╭─ Given records

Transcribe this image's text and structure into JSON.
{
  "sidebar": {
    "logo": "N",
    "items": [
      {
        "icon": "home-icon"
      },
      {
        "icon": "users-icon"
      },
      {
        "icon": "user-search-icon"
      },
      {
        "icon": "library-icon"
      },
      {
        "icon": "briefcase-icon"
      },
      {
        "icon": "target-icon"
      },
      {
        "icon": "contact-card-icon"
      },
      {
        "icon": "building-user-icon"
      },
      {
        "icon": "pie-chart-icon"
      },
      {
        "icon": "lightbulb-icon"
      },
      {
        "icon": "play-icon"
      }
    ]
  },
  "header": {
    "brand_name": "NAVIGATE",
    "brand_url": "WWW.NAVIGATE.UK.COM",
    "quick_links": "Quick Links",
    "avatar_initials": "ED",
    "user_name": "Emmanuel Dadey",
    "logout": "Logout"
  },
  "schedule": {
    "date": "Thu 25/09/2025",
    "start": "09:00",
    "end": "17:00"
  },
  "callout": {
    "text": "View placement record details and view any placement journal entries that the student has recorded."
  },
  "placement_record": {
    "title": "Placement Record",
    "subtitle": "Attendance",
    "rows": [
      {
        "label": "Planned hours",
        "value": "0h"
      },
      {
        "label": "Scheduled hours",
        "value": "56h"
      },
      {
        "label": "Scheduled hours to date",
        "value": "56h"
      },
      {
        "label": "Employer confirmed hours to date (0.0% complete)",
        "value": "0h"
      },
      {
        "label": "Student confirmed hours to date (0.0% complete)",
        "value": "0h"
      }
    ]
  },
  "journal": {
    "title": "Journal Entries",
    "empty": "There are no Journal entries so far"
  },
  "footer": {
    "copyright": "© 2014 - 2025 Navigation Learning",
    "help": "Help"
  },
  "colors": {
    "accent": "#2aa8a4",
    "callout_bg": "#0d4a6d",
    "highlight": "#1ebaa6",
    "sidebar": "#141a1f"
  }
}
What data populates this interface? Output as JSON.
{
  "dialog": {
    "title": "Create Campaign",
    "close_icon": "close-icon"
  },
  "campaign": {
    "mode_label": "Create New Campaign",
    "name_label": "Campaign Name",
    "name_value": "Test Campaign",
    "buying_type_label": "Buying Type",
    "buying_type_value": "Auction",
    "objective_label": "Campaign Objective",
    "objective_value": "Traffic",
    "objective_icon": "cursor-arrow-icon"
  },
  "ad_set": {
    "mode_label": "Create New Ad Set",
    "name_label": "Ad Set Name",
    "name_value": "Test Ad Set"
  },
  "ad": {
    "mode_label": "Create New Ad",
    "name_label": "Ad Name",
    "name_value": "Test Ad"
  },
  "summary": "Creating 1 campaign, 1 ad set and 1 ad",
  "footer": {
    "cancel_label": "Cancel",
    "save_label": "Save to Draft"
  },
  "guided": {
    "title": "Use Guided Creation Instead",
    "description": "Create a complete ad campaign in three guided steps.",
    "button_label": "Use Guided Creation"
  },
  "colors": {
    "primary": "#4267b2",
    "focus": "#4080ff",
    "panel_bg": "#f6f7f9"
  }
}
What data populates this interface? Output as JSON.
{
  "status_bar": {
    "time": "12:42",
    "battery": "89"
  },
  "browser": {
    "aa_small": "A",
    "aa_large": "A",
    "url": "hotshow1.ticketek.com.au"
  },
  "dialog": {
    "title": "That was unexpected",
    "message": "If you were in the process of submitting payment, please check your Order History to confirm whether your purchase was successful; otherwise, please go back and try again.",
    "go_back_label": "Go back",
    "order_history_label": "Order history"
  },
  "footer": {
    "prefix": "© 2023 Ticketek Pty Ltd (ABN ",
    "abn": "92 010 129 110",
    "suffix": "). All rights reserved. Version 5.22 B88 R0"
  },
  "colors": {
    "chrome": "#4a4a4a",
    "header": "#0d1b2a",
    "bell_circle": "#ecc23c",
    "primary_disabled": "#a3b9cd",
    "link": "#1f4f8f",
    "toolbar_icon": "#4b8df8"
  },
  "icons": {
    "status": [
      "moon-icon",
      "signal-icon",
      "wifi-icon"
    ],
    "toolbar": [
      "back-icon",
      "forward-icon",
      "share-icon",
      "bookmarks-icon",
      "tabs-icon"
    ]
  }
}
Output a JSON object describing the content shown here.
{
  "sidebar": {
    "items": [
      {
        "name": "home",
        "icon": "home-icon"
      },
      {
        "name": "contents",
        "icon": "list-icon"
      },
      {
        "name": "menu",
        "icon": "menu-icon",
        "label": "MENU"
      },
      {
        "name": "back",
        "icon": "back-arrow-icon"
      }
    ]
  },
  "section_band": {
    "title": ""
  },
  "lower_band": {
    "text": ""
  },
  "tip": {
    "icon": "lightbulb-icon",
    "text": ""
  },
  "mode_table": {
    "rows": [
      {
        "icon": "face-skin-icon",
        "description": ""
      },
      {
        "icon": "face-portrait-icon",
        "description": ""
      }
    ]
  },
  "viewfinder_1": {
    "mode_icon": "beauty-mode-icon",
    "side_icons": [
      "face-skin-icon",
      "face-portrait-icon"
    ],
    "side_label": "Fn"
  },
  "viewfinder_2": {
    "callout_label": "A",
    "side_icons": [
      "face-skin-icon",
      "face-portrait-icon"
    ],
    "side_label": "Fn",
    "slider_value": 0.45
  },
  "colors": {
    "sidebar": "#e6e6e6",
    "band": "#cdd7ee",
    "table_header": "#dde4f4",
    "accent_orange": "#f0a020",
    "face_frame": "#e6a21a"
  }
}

╰─

Return every line of the material exactly.

Transcribe this image's text and structure into JSON.
{
  "sidebar": {
    "logo": "N",
    "items": [
      {
        "icon": "home-icon"
      },
      {
        "icon": "users-icon"
      },
      {
        "icon": "user-search-icon"
      },
      {
        "icon": "library-icon"
      },
      {
        "icon": "briefcase-icon"
      },
      {
        "icon": "target-icon"
      },
      {
        "icon": "contact-card-icon"
      },
      {
        "icon": "building-user-icon"
      },
      {
        "icon": "pie-chart-icon"
      },
      {
        "icon": "lightbulb-icon"
      },
      {
        "icon": "play-icon"
      }
    ]
  },
  "header": {
    "brand_name": "NAVIGATE",
    "brand_url": "WWW.NAVIGATE.UK.COM",
    "quick_links": "Quick Links",
    "avatar_initials": "ED",
    "user_name": "Emmanuel Dadey",
    "logout": "Logout"
  },
  "schedule": {
    "date": "Thu 25/09/2025",
    "start": "09:00",
    "end": "17:00"
  },
  "callout": {
    "text": "View placement record details and view any placement journal entries that the student has recorded."
  },
  "placement_record": {
    "title": "Placement Record",
    "subtitle": "Attendance",
    "rows": [
      {
        "label": "Planned hours",
        "value": "0h"
      },
      {
        "label": "Scheduled hours",
        "value": "56h"
      },
      {
        "label": "Scheduled hours to date",
        "value": "56h"
      },
      {
        "label": "Employer confirmed hours to date (0.0% complete)",
        "value": "0h"
      },
      {
        "label": "Student confirmed hours to date (0.0% complete)",
        "value": "0h"
      }
    ]
  },
  "journal": {
    "title": "Journal Entries",
    "empty": "There are no Journal entries so far"
  },
  "footer": {
    "copyright": "© 2014 - 2025 Navigation Learning",
    "help": "Help"
  },
  "colors": {
    "accent": "#2aa8a4",
    "callout_bg": "#0d4a6d",
    "highlight": "#1ebaa6",
    "sidebar": "#141a1f"
  }
}
What data populates this interface? Output as JSON.
{
  "dialog": {
    "title": "Create Campaign",
    "close_icon": "close-icon"
  },
  "campaign": {
    "mode_label": "Create New Campaign",
    "name_label": "Campaign Name",
    "name_value": "Test Campaign",
    "buying_type_label": "Buying Type",
    "buying_type_value": "Auction",
    "objective_label": "Campaign Objective",
    "objective_value": "Traffic",
    "objective_icon": "cursor-arrow-icon"
  },
  "ad_set": {
    "mode_label": "Create New Ad Set",
    "name_label": "Ad Set Name",
    "name_value": "Test Ad Set"
  },
  "ad": {
    "mode_label": "Create New Ad",
    "name_label": "Ad Name",
    "name_value": "Test Ad"
  },
  "summary": "Creating 1 campaign, 1 ad set and 1 ad",
  "footer": {
    "cancel_label": "Cancel",
    "save_label": "Save to Draft"
  },
  "guided": {
    "title": "Use Guided Creation Instead",
    "description": "Create a complete ad campaign in three guided steps.",
    "button_label": "Use Guided Creation"
  },
  "colors": {
    "primary": "#4267b2",
    "focus": "#4080ff",
    "panel_bg": "#f6f7f9"
  }
}
What data populates this interface? Output as JSON.
{
  "status_bar": {
    "time": "12:42",
    "battery": "89"
  },
  "browser": {
    "aa_small": "A",
    "aa_large": "A",
    "url": "hotshow1.ticketek.com.au"
  },
  "dialog": {
    "title": "That was unexpected",
    "message": "If you were in the process of submitting payment, please check your Order History to confirm whether your purchase was successful; otherwise, please go back and try again.",
    "go_back_label": "Go back",
    "order_history_label": "Order history"
  },
  "footer": {
    "prefix": "© 2023 Ticketek Pty Ltd (ABN ",
    "abn": "92 010 129 110",
    "suffix": "). All rights reserved. Version 5.22 B88 R0"
  },
  "colors": {
    "chrome": "#4a4a4a",
    "header": "#0d1b2a",
    "bell_circle": "#ecc23c",
    "primary_disabled": "#a3b9cd",
    "link": "#1f4f8f",
    "toolbar_icon": "#4b8df8"
  },
  "icons": {
    "status": [
      "moon-icon",
      "signal-icon",
      "wifi-icon"
    ],
    "toolbar": [
      "back-icon",
      "forward-icon",
      "share-icon",
      "bookmarks-icon",
      "tabs-icon"
    ]
  }
}
Output a JSON object describing the content shown here.
{
  "sidebar": {
    "items": [
      {
        "name": "home",
        "icon": "home-icon"
      },
      {
        "name": "contents",
        "icon": "list-icon"
      },
      {
        "name": "menu",
        "icon": "menu-icon",
        "label": "MENU"
      },
      {
        "name": "back",
        "icon": "back-arrow-icon"
      }
    ]
  },
  "section_band": {
    "title": ""
  },
  "lower_band": {
    "text": ""
  },
  "tip": {
    "icon": "lightbulb-icon",
    "text": ""
  },
  "mode_table": {
    "rows": [
      {
        "icon": "face-skin-icon",
        "description": ""
      },
      {
        "icon": "face-portrait-icon",
        "description": ""
      }
    ]
  },
  "viewfinder_1": {
    "mode_icon": "beauty-mode-icon",
    "side_icons": [
      "face-skin-icon",
      "face-portrait-icon"
    ],
    "side_label": "Fn"
  },
  "viewfinder_2": {
    "callout_label": "A",
    "side_icons": [
      "face-skin-icon",
      "face-portrait-icon"
    ],
    "side_label": "Fn",
    "slider_value": 0.45
  },
  "colors": {
    "sidebar": "#e6e6e6",
    "band": "#cdd7ee",
    "table_header": "#dde4f4",
    "accent_orange": "#f0a020",
    "face_frame": "#e6a21a"
  }
}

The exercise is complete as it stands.